**YOUR INSTRUCTIONS**: Set down all of the entries word for word, omitting the images they contain.

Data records

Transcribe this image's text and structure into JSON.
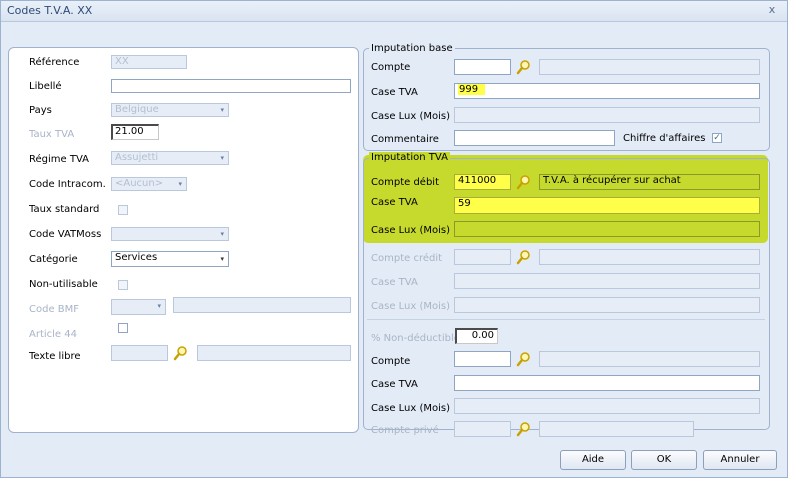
{
  "window": {
    "title": "Codes T.V.A. XX",
    "close_label": "x"
  },
  "left": {
    "reference": {
      "label": "Référence",
      "value": "XX"
    },
    "libelle": {
      "label": "Libellé",
      "value": ""
    },
    "pays": {
      "label": "Pays",
      "value": "Belgique"
    },
    "taux_tva": {
      "label": "Taux TVA",
      "value": "21.00"
    },
    "regime_tva": {
      "label": "Régime TVA",
      "value": "Assujetti"
    },
    "code_intracom": {
      "label": "Code Intracom.",
      "value": "<Aucun>"
    },
    "taux_standard": {
      "label": "Taux standard"
    },
    "code_vatmoss": {
      "label": "Code VATMoss",
      "value": ""
    },
    "categorie": {
      "label": "Catégorie",
      "value": "Services"
    },
    "non_utilisable": {
      "label": "Non-utilisable"
    },
    "code_bmf": {
      "label": "Code BMF",
      "value": ""
    },
    "article_44": {
      "label": "Article 44"
    },
    "texte_libre": {
      "label": "Texte libre",
      "value": ""
    }
  },
  "imputation_base": {
    "title": "Imputation base",
    "compte": {
      "label": "Compte",
      "value": ""
    },
    "case_tva": {
      "label": "Case TVA",
      "value": "999"
    },
    "case_lux": {
      "label": "Case Lux (Mois)",
      "value": ""
    },
    "commentaire": {
      "label": "Commentaire",
      "value": ""
    },
    "chiffre_affaires": {
      "label": "Chiffre d'affaires",
      "checked": true
    }
  },
  "imputation_tva": {
    "title": "Imputation TVA",
    "compte_debit": {
      "label": "Compte débit",
      "value": "411000",
      "description": "T.V.A. à récupérer sur achat"
    },
    "case_tva": {
      "label": "Case TVA",
      "value": "59"
    },
    "case_lux": {
      "label": "Case Lux (Mois)",
      "value": ""
    },
    "compte_credit": {
      "label": "Compte crédit",
      "value": ""
    },
    "case_tva_credit": {
      "label": "Case TVA",
      "value": ""
    },
    "case_lux_credit": {
      "label": "Case Lux (Mois)",
      "value": ""
    }
  },
  "non_deductible": {
    "pct": {
      "label": "% Non-déductible",
      "value": "0.00"
    },
    "compte": {
      "label": "Compte",
      "value": ""
    },
    "case_tva": {
      "label": "Case TVA",
      "value": ""
    },
    "case_lux": {
      "label": "Case Lux (Mois)",
      "value": ""
    },
    "compte_prive": {
      "label": "Compte privé",
      "value": ""
    }
  },
  "buttons": {
    "aide": "Aide",
    "ok": "OK",
    "annuler": "Annuler"
  },
  "colors": {
    "highlight_yellow": "#ffff4a",
    "section_green": "#c6da2e",
    "title_blue": "#2f4a74"
  },
  "icons": [
    "search-icon",
    "close-icon",
    "chevron-down-icon",
    "checkbox-icon"
  ]
}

**EXERCISE SOLUTION**:
Transcribe this image's text and structure into JSON.
{
  "window": {
    "title": "Codes T.V.A. XX",
    "close_label": "x"
  },
  "left": {
    "reference": {
      "label": "Référence",
      "value": "XX"
    },
    "libelle": {
      "label": "Libellé",
      "value": ""
    },
    "pays": {
      "label": "Pays",
      "value": "Belgique"
    },
    "taux_tva": {
      "label": "Taux TVA",
      "value": "21.00"
    },
    "regime_tva": {
      "label": "Régime TVA",
      "value": "Assujetti"
    },
    "code_intracom": {
      "label": "Code Intracom.",
      "value": "<Aucun>"
    },
    "taux_standard": {
      "label": "Taux standard"
    },
    "code_vatmoss": {
      "label": "Code VATMoss",
      "value": ""
    },
    "categorie": {
      "label": "Catégorie",
      "value": "Services"
    },
    "non_utilisable": {
      "label": "Non-utilisable"
    },
    "code_bmf": {
      "label": "Code BMF",
      "value": ""
    },
    "article_44": {
      "label": "Article 44"
    },
    "texte_libre": {
      "label": "Texte libre",
      "value": ""
    }
  },
  "imputation_base": {
    "title": "Imputation base",
    "compte": {
      "label": "Compte",
      "value": ""
    },
    "case_tva": {
      "label": "Case TVA",
      "value": "999"
    },
    "case_lux": {
      "label": "Case Lux (Mois)",
      "value": ""
    },
    "commentaire": {
      "label": "Commentaire",
      "value": ""
    },
    "chiffre_affaires": {
      "label": "Chiffre d'affaires",
      "checked": true
    }
  },
  "imputation_tva": {
    "title": "Imputation TVA",
    "compte_debit": {
      "label": "Compte débit",
      "value": "411000",
      "description": "T.V.A. à récupérer sur achat"
    },
    "case_tva": {
      "label": "Case TVA",
      "value": "59"
    },
    "case_lux": {
      "label": "Case Lux (Mois)",
      "value": ""
    },
    "compte_credit": {
      "label": "Compte crédit",
      "value": ""
    },
    "case_tva_credit": {
      "label": "Case TVA",
      "value": ""
    },
    "case_lux_credit": {
      "label": "Case Lux (Mois)",
      "value": ""
    }
  },
  "non_deductible": {
    "pct": {
      "label": "% Non-déductible",
      "value": "0.00"
    },
    "compte": {
      "label": "Compte",
      "value": ""
    },
    "case_tva": {
      "label": "Case TVA",
      "value": ""
    },
    "case_lux": {
      "label": "Case Lux (Mois)",
      "value": ""
    },
    "compte_prive": {
      "label": "Compte privé",
      "value": ""
    }
  },
  "buttons": {
    "aide": "Aide",
    "ok": "OK",
    "annuler": "Annuler"
  },
  "colors": {
    "highlight_yellow": "#ffff4a",
    "section_green": "#c6da2e",
    "title_blue": "#2f4a74"
  },
  "icons": [
    "search-icon",
    "close-icon",
    "chevron-down-icon",
    "checkbox-icon"
  ]
}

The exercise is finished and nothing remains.